Passage given.
= = =
Was it an electrical storm? Any ramp test done on RCD? Any earth leakage?
 
was an elec storm yes, no earth leakage, all other tests ok, the RCD hadnt triped origionaly, just the MCB, but did an RCD test as part of the course, which is when it kept tripping with no values showing on tester.
 
I'd have thought that the two most obvious contenders are, er, obvious:

1) water penetration somewhere
2) power surge / emf spike

why the RCD is now being a bit suss could be because it's now shafted (not beyond possibility it could be burnt out internally hence not tripping last night - if it's only a standard 6kA one that's nothing to a bolt of lightning)
 
yep i agree, my first thoughts were as you say water ingress or a strike, hadnt thought that the RCD might have beendamaged by it though. think ill get it changed anyway.
 
Could also depend on when the customer last tested the RCD, as we know they get tested every three months...
 
customer is happy, but sparky isn't. i would advise replacing the RCD and then doing a RCD test, if similar results to the old one, then there is a circuit problem
 
Also worth doing a check on your meter with another RCD to ensure that your meter is working OK and on the right settings, just in case you change the RCD for no reason.
= = =
Supplied data.

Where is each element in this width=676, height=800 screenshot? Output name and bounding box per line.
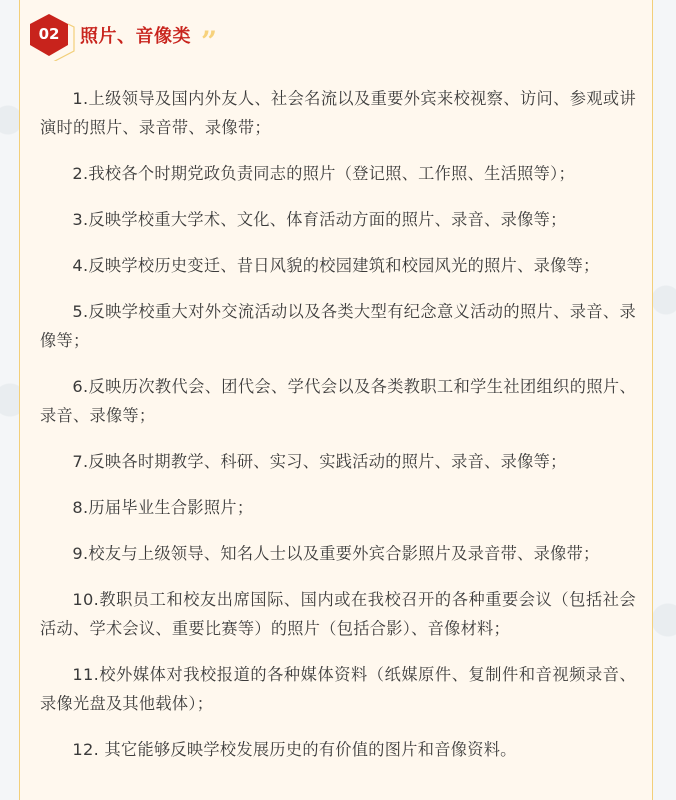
= = =
Written tasks.
A - In the discussion of the tripping RCD, why does one reply suggest the RCD may not have tripped on the night of the storm? Answer in one to three sentences.
B - Resume the discussion of the tripping RCD from the point where it stops.
The listing is not required for anything asked here.

Results for the exercise.
A - The reply suggests the RCD may have been burnt out internally by the storm, which would explain why it did not trip. A standard 6kA unit would be no match for a lightning strike.

B -
However I would think it likely the RCD was damaged.
 
Hi sparky, Did you remember to conduct the RCD tests with ALL loads disconnected from the RCD. A low impedance load on the RCD may drag the voltage down so quickly, that although the RCD trips, the meter is either unable to record & display a value or displays an unreliable short disconnection time. Conversely, in situations where the load has input capacitors (eg. RFI Suppression or reservoir capacitors) the voltage maybe artificially held up, causing the meter to display an unreliable long disconnection time.
 
The fact the MCB reset after a time would suggest a thermal O/L trip. Check out the RCD by all means, but have a close look at the kitchen RFC.